> [WRITTEN INSTRUCTION] Replace "sentence-text" with "phrase-text" in everything from the line containing "In the image" down to the line containing "sentence-text: will it", and return those lines with nothing else changed. Leave the pictures out of your answer.

> [INFORMATION SUPPLIED]
-*-

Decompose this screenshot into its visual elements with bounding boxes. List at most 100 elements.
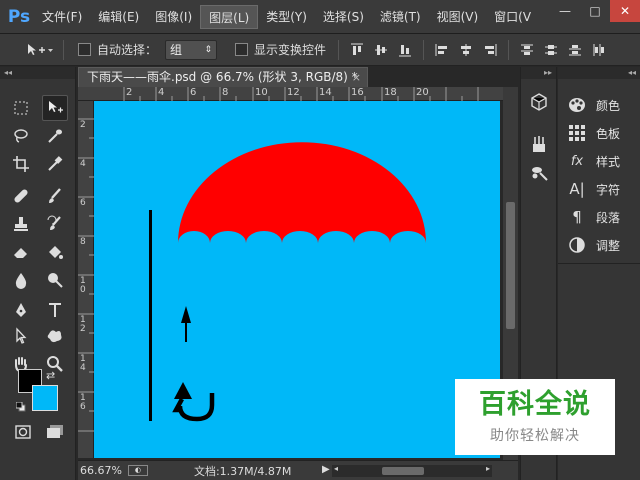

-*-

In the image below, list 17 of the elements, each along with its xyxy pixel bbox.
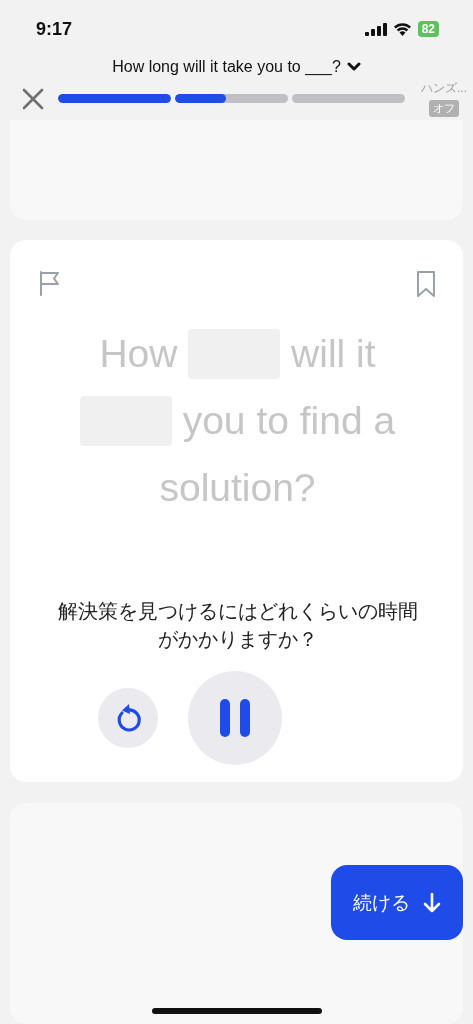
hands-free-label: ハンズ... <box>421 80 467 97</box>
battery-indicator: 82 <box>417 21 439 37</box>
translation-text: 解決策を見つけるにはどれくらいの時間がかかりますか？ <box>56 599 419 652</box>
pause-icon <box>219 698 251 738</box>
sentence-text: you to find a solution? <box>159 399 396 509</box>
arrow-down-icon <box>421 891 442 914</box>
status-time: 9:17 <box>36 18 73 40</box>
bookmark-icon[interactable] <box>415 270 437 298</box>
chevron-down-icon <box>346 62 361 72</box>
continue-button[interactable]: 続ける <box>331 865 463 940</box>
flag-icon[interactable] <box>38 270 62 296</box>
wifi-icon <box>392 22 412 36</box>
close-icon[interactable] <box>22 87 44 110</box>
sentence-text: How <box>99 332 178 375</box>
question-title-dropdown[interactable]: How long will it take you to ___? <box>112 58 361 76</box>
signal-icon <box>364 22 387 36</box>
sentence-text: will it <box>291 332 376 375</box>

-*-

> [ANSWER TO THIS TASK]
In the image below, list 17 of the elements, each along with its xyxy pixel bbox.
hands-free-label: ハンズ... <box>421 80 467 97</box>
battery-indicator: 82 <box>417 21 439 37</box>
translation-text: 解決策を見つけるにはどれくらいの時間がかかりますか？ <box>56 599 419 652</box>
pause-icon <box>219 698 251 738</box>
phrase-text: you to find a solution? <box>159 399 396 509</box>
arrow-down-icon <box>421 891 442 914</box>
status-time: 9:17 <box>36 18 73 40</box>
bookmark-icon[interactable] <box>415 270 437 298</box>
chevron-down-icon <box>346 62 361 72</box>
continue-button[interactable]: 続ける <box>331 865 463 940</box>
flag-icon[interactable] <box>38 270 62 296</box>
wifi-icon <box>392 22 412 36</box>
close-icon[interactable] <box>22 87 44 110</box>
phrase-text: How <box>99 332 178 375</box>
question-title-dropdown[interactable]: How long will it take you to ___? <box>112 58 361 76</box>
signal-icon <box>364 22 387 36</box>
phrase-text: will it <box>291 332 376 375</box>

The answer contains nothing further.